#### [Information given]
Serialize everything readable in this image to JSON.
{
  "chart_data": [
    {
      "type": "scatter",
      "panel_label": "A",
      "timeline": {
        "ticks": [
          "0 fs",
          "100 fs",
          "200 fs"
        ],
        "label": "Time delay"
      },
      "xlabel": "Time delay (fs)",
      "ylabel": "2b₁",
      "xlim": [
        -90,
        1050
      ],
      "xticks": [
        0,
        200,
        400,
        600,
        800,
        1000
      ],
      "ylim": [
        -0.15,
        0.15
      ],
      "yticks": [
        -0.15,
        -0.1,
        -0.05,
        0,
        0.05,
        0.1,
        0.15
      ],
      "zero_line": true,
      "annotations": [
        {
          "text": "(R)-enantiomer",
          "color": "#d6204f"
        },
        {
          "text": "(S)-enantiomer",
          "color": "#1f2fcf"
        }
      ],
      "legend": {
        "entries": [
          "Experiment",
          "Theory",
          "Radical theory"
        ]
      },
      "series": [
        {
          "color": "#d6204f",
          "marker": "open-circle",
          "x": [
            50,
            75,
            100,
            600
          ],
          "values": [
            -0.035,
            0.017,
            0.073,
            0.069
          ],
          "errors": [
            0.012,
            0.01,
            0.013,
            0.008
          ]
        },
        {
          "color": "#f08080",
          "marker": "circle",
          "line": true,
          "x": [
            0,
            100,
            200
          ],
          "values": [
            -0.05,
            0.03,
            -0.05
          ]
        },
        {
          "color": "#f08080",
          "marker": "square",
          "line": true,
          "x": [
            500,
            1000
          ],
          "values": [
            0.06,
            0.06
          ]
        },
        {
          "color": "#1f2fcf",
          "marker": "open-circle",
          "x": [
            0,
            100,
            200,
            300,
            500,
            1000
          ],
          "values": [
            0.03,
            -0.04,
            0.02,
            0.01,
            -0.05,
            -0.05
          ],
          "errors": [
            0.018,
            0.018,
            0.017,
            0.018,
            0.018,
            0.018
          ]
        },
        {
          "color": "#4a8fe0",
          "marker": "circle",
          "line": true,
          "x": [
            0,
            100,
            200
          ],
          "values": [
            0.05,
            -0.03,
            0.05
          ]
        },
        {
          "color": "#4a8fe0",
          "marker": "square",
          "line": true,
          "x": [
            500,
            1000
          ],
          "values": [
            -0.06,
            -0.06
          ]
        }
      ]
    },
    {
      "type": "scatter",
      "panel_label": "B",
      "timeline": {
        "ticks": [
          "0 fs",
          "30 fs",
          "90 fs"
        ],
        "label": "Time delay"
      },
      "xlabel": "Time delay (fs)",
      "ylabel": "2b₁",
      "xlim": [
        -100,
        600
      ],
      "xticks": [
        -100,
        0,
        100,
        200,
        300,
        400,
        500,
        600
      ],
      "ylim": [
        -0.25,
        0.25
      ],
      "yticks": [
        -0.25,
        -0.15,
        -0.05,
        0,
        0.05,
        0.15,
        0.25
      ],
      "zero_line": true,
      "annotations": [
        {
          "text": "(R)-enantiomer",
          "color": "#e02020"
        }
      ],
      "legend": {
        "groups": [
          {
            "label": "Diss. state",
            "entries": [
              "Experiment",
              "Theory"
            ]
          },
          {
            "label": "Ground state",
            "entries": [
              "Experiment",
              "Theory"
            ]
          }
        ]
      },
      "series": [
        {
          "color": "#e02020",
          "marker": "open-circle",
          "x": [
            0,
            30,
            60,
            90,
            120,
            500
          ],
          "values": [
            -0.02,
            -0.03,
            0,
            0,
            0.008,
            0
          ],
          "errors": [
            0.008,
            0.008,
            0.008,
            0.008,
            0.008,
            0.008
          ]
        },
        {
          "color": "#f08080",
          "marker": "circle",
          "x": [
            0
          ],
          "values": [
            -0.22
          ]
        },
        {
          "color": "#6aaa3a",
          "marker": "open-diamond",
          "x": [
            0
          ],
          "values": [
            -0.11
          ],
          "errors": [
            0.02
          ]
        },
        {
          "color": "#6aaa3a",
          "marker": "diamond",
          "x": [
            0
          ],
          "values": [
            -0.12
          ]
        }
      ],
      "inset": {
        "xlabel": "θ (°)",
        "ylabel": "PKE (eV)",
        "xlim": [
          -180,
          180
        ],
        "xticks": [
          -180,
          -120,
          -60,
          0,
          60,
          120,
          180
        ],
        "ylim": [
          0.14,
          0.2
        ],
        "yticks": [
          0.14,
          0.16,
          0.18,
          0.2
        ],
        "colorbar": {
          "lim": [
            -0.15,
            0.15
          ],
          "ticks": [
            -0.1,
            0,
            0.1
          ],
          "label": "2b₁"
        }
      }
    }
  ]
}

#### [Exercise requirements]
Set all of the records down again, exactly as they stand.

#### [Finished task]
Serialize everything readable in this image to JSON.
{
  "chart_data": [
    {
      "type": "scatter",
      "panel_label": "A",
      "timeline": {
        "ticks": [
          "0 fs",
          "100 fs",
          "200 fs"
        ],
        "label": "Time delay"
      },
      "xlabel": "Time delay (fs)",
      "ylabel": "2b₁",
      "xlim": [
        -90,
        1050
      ],
      "xticks": [
        0,
        200,
        400,
        600,
        800,
        1000
      ],
      "ylim": [
        -0.15,
        0.15
      ],
      "yticks": [
        -0.15,
        -0.1,
        -0.05,
        0,
        0.05,
        0.1,
        0.15
      ],
      "zero_line": true,
      "annotations": [
        {
          "text": "(R)-enantiomer",
          "color": "#d6204f"
        },
        {
          "text": "(S)-enantiomer",
          "color": "#1f2fcf"
        }
      ],
      "legend": {
        "entries": [
          "Experiment",
          "Theory",
          "Radical theory"
        ]
      },
      "series": [
        {
          "color": "#d6204f",
          "marker": "open-circle",
          "x": [
            50,
            75,
            100,
            600
          ],
          "values": [
            -0.035,
            0.017,
            0.073,
            0.069
          ],
          "errors": [
            0.012,
            0.01,
            0.013,
            0.008
          ]
        },
        {
          "color": "#f08080",
          "marker": "circle",
          "line": true,
          "x": [
            0,
            100,
            200
          ],
          "values": [
            -0.05,
            0.03,
            -0.05
          ]
        },
        {
          "color": "#f08080",
          "marker": "square",
          "line": true,
          "x": [
            500,
            1000
          ],
          "values": [
            0.06,
            0.06
          ]
        },
        {
          "color": "#1f2fcf",
          "marker": "open-circle",
          "x": [
            0,
            100,
            200,
            300,
            500,
            1000
          ],
          "values": [
            0.03,
            -0.04,
            0.02,
            0.01,
            -0.05,
            -0.05
          ],
          "errors": [
            0.018,
            0.018,
            0.017,
            0.018,
            0.018,
            0.018
          ]
        },
        {
          "color": "#4a8fe0",
          "marker": "circle",
          "line": true,
          "x": [
            0,
            100,
            200
          ],
          "values": [
            0.05,
            -0.03,
            0.05
          ]
        },
        {
          "color": "#4a8fe0",
          "marker": "square",
          "line": true,
          "x": [
            500,
            1000
          ],
          "values": [
            -0.06,
            -0.06
          ]
        }
      ]
    },
    {
      "type": "scatter",
      "panel_label": "B",
      "timeline": {
        "ticks": [
          "0 fs",
          "30 fs",
          "90 fs"
        ],
        "label": "Time delay"
      },
      "xlabel": "Time delay (fs)",
      "ylabel": "2b₁",
      "xlim": [
        -100,
        600
      ],
      "xticks": [
        -100,
        0,
        100,
        200,
        300,
        400,
        500,
        600
      ],
      "ylim": [
        -0.25,
        0.25
      ],
      "yticks": [
        -0.25,
        -0.15,
        -0.05,
        0,
        0.05,
        0.15,
        0.25
      ],
      "zero_line": true,
      "annotations": [
        {
          "text": "(R)-enantiomer",
          "color": "#e02020"
        }
      ],
      "legend": {
        "groups": [
          {
            "label": "Diss. state",
            "entries": [
              "Experiment",
              "Theory"
            ]
          },
          {
            "label": "Ground state",
            "entries": [
              "Experiment",
              "Theory"
            ]
          }
        ]
      },
      "series": [
        {
          "color": "#e02020",
          "marker": "open-circle",
          "x": [
            0,
            30,
            60,
            90,
            120,
            500
          ],
          "values": [
            -0.02,
            -0.03,
            0,
            0,
            0.008,
            0
          ],
          "errors": [
            0.008,
            0.008,
            0.008,
            0.008,
            0.008,
            0.008
          ]
        },
        {
          "color": "#f08080",
          "marker": "circle",
          "x": [
            0
          ],
          "values": [
            -0.22
          ]
        },
        {
          "color": "#6aaa3a",
          "marker": "open-diamond",
          "x": [
            0
          ],
          "values": [
            -0.11
          ],
          "errors": [
            0.02
          ]
        },
        {
          "color": "#6aaa3a",
          "marker": "diamond",
          "x": [
            0
          ],
          "values": [
            -0.12
          ]
        }
      ],
      "inset": {
        "xlabel": "θ (°)",
        "ylabel": "PKE (eV)",
        "xlim": [
          -180,
          180
        ],
        "xticks": [
          -180,
          -120,
          -60,
          0,
          60,
          120,
          180
        ],
        "ylim": [
          0.14,
          0.2
        ],
        "yticks": [
          0.14,
          0.16,
          0.18,
          0.2
        ],
        "colorbar": {
          "lim": [
            -0.15,
            0.15
          ],
          "ticks": [
            -0.1,
            0,
            0.1
          ],
          "label": "2b₁"
        }
      }
    }
  ]
}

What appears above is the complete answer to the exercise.